> _TRECHO DO DOCUMENTO_
- - - - - - -

Até a década de 1960 não havia garota que não acreditasse que o bom da vida – ou, pelo menos, o correto – era encontrar um homem bem-sucedido, casar e ter filhos. Muitas engravidavam logo nos primeiros meses após o matrimônio. Mas os tempos se transformaram e a cabeça feminina também. As mulheres passaram a estudar mais, lutar por igualdade de direitos e a exercer profissões antes só desempenhadas por homens. “Abriram-se vários caminhos, antes proibidos ou quase impossíveis para as mulheres”, diz a antropóloga Mirian Goldenberg, da Universidade Federal do Rio de Janeiro. E elas mudaram em muitos aspectos.

- - - - - - -

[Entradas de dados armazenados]
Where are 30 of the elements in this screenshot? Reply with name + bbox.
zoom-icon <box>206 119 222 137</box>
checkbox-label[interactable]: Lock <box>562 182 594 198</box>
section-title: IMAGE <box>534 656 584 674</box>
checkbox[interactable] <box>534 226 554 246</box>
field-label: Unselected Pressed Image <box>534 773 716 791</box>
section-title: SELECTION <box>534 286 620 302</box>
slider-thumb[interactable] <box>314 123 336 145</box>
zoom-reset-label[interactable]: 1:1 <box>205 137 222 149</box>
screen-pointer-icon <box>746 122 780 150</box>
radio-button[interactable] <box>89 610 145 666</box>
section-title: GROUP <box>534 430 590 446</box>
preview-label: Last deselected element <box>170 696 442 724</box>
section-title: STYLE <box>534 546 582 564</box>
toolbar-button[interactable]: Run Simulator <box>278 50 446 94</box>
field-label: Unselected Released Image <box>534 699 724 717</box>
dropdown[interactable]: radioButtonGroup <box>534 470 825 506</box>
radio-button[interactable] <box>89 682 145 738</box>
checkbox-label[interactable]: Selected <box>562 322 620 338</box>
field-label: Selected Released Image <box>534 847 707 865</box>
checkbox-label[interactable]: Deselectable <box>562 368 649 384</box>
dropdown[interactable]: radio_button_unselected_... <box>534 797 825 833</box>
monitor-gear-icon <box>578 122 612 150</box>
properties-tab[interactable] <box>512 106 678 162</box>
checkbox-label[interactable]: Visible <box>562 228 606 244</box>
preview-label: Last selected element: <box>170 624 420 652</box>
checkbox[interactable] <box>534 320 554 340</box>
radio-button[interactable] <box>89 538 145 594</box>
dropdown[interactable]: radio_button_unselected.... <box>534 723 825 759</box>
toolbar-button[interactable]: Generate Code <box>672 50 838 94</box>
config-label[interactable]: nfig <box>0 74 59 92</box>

- - - - - - -

> _ORDEM DE TRABALHO_
Segundo o trecho, até a década de 1960 as garotas acreditavam que o bom da vida era seguir quais etapas? Liste todas. Responda apenas com base no trecho.

> _RESPOSTA ESPERADA_
- Encontrar um homem bem-sucedido
- Casar
- Ter filhos